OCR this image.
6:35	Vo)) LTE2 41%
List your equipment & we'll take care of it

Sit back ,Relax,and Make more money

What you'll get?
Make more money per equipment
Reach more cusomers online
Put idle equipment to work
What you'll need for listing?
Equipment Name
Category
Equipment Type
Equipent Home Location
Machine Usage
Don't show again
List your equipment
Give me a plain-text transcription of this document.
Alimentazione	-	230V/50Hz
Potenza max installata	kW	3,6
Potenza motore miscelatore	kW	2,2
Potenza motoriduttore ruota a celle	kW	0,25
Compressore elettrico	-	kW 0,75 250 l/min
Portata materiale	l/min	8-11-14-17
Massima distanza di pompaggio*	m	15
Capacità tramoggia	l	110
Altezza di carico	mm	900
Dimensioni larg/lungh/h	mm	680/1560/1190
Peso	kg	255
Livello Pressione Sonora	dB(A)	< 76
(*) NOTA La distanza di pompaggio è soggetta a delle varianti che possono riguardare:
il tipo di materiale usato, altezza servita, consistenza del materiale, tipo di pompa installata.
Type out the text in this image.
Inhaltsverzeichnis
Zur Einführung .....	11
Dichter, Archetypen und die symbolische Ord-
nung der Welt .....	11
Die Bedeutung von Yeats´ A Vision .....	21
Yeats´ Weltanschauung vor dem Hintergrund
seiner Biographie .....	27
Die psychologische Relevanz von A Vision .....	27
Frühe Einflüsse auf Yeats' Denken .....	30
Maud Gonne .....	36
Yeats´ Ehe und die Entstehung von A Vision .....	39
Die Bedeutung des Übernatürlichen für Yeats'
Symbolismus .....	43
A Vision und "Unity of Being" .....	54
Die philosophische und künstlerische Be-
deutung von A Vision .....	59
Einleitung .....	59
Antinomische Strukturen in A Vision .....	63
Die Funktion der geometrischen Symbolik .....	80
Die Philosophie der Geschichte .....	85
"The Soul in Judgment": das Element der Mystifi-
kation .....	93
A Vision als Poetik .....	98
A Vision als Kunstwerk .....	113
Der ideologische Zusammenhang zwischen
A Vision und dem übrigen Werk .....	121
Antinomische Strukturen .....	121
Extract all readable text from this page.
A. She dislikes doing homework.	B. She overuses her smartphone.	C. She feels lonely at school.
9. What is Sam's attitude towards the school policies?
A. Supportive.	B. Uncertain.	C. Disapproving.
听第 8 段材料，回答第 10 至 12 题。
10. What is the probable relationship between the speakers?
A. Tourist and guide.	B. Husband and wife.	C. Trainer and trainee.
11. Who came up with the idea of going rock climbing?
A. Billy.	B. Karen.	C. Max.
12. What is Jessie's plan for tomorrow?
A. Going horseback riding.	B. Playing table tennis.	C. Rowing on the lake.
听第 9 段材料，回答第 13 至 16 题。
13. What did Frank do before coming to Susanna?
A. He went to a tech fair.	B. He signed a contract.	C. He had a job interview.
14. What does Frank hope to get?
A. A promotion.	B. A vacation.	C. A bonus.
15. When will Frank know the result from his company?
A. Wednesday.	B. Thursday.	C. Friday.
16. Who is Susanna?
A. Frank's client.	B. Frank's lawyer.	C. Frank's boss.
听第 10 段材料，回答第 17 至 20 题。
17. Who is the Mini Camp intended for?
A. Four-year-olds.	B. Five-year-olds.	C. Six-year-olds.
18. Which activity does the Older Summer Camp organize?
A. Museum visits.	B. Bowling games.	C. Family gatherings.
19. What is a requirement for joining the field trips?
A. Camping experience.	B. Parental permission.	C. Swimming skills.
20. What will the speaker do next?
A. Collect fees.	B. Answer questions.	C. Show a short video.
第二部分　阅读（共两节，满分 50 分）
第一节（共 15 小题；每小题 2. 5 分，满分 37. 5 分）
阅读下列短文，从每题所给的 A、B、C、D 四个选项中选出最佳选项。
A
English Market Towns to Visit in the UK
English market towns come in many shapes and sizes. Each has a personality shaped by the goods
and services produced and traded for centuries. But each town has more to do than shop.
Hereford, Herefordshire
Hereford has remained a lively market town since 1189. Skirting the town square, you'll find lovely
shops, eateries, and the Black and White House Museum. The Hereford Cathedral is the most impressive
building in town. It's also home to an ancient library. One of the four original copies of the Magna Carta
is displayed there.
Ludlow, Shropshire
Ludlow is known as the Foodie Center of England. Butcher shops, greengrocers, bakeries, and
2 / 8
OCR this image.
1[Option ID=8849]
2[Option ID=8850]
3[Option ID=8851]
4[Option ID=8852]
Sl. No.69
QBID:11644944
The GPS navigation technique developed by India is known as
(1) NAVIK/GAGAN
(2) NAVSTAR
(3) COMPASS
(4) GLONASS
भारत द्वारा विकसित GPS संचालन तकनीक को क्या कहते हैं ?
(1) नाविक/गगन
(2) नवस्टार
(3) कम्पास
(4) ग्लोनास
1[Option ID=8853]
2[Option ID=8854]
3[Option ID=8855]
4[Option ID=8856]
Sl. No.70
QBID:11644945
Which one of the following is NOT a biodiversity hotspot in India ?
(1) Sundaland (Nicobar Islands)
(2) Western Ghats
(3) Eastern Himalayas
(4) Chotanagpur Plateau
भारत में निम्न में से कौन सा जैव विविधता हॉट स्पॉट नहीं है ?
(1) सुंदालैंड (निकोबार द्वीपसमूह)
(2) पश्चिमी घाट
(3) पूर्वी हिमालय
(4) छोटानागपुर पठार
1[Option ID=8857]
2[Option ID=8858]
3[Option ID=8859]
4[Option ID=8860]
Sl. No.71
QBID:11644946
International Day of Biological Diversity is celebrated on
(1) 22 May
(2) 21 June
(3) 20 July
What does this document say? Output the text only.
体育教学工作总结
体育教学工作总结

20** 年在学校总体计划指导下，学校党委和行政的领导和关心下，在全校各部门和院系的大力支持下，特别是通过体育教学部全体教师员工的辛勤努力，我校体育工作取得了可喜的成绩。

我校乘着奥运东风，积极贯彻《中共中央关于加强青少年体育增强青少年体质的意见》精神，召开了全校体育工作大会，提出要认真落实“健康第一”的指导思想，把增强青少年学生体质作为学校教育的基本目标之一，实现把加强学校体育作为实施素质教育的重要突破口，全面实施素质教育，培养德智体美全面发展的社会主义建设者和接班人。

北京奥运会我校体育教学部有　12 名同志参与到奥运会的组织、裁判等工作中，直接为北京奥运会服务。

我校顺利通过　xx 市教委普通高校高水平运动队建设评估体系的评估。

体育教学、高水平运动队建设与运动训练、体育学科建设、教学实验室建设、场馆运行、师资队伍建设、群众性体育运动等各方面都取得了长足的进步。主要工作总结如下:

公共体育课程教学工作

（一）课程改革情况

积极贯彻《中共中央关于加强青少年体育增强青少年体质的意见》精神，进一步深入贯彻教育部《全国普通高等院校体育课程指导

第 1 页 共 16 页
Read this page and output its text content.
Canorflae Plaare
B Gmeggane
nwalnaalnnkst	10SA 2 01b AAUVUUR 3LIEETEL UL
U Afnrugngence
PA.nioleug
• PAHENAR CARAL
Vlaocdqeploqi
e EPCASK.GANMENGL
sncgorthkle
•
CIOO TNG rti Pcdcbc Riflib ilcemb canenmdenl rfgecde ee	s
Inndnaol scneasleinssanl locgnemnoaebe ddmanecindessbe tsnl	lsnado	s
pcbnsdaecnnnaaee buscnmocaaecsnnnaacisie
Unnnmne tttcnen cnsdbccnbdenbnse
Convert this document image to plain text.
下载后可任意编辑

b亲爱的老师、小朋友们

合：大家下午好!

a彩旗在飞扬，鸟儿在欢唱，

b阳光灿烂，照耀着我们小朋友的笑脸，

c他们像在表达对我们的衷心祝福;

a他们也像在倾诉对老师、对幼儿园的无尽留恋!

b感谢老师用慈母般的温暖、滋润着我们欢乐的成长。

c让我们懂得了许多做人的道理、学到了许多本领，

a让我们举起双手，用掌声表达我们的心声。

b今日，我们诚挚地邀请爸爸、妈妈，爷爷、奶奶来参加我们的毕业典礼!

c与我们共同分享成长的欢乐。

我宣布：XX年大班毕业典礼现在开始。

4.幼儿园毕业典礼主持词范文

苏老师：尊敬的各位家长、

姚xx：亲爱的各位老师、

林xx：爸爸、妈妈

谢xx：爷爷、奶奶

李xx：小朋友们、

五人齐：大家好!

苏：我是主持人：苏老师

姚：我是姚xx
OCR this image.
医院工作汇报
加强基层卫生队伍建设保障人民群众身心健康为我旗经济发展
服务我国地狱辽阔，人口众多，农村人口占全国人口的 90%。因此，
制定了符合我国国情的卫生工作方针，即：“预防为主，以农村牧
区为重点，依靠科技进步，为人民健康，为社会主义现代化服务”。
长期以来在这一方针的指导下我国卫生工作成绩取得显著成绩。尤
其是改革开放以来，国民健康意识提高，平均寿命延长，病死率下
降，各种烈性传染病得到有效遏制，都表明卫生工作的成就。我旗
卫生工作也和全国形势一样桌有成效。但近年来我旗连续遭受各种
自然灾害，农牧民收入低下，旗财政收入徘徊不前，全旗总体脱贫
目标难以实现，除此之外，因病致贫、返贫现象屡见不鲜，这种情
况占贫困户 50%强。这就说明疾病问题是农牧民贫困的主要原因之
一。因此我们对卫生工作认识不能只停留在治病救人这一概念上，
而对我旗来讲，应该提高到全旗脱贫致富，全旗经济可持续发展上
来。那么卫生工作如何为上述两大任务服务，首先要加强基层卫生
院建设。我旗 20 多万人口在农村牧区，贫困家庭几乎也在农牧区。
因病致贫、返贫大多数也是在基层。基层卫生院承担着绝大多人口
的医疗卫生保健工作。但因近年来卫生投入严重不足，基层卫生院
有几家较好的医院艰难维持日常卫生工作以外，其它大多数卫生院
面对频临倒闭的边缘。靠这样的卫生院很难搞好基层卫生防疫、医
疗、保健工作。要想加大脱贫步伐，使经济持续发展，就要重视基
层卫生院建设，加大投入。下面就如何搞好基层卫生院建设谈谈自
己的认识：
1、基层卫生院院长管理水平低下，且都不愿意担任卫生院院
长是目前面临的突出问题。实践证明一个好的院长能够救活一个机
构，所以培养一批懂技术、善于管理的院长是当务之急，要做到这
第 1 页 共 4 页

> _Problem description_:
Search the records above for the string "Option". Copy every line that contains it.

> _Completed task_:
1[Option ID=8849]
2[Option ID=8850]
3[Option ID=8851]
4[Option ID=8852]
1[Option ID=8853]
2[Option ID=8854]
3[Option ID=8855]
4[Option ID=8856]
1[Option ID=8857]
2[Option ID=8858]
3[Option ID=8859]
4[Option ID=8860]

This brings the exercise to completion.